*Extracts from a graphics dataset*.
[START]
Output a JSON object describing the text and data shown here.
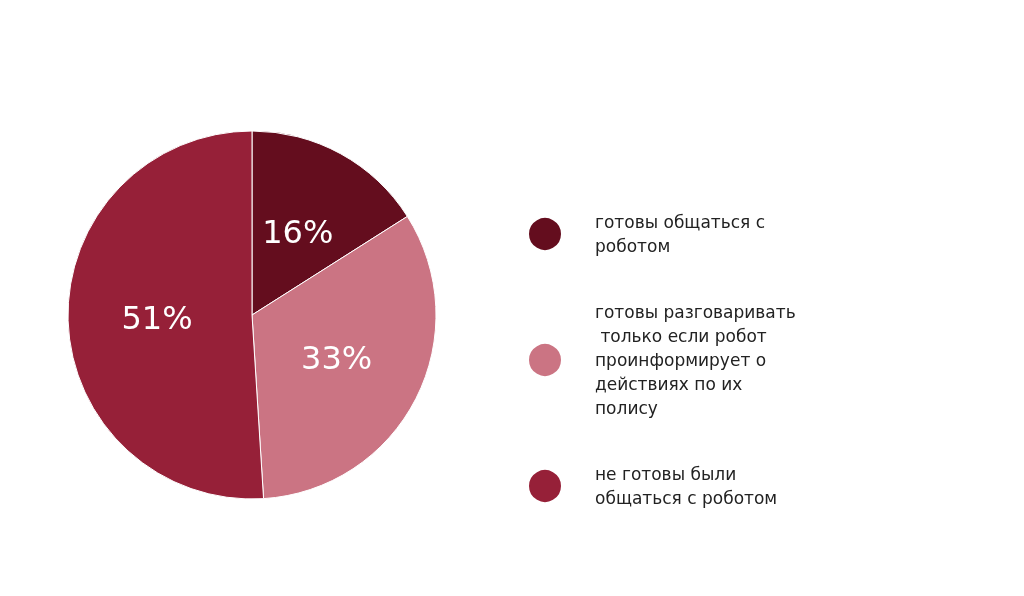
{
  "chart_data": {
    "type": "pie",
    "categories": [
      "готовы общаться с роботом",
      "готовы разговаривать только если робот проинформирует о действиях по их полису",
      "не готовы были общаться с роботом"
    ],
    "values": [
      16,
      33,
      51
    ],
    "colors": [
      "#640d1e",
      "#cb7483",
      "#962038"
    ],
    "value_labels": [
      "16%",
      "33%",
      "51%"
    ],
    "legend": "right"
  }
}
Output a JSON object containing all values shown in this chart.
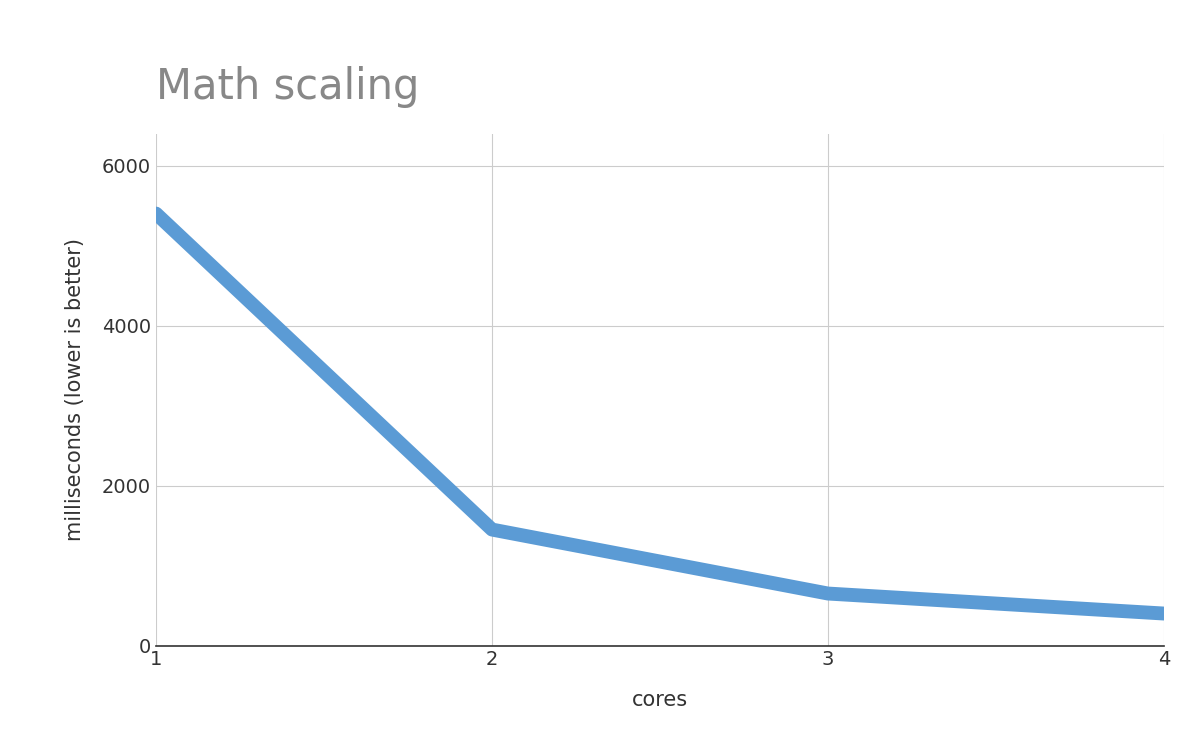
[END]
*To be done*. Quote the records in full and exactly; skip any image.

*Written reply*.
Output a JSON object describing the text and data shown here.
{
  "chart_data": {
    "type": "pie",
    "categories": [
      "готовы общаться с роботом",
      "готовы разговаривать только если робот проинформирует о действиях по их полису",
      "не готовы были общаться с роботом"
    ],
    "values": [
      16,
      33,
      51
    ],
    "colors": [
      "#640d1e",
      "#cb7483",
      "#962038"
    ],
    "value_labels": [
      "16%",
      "33%",
      "51%"
    ],
    "legend": "right"
  }
}
Output a JSON object containing all values shown in this chart.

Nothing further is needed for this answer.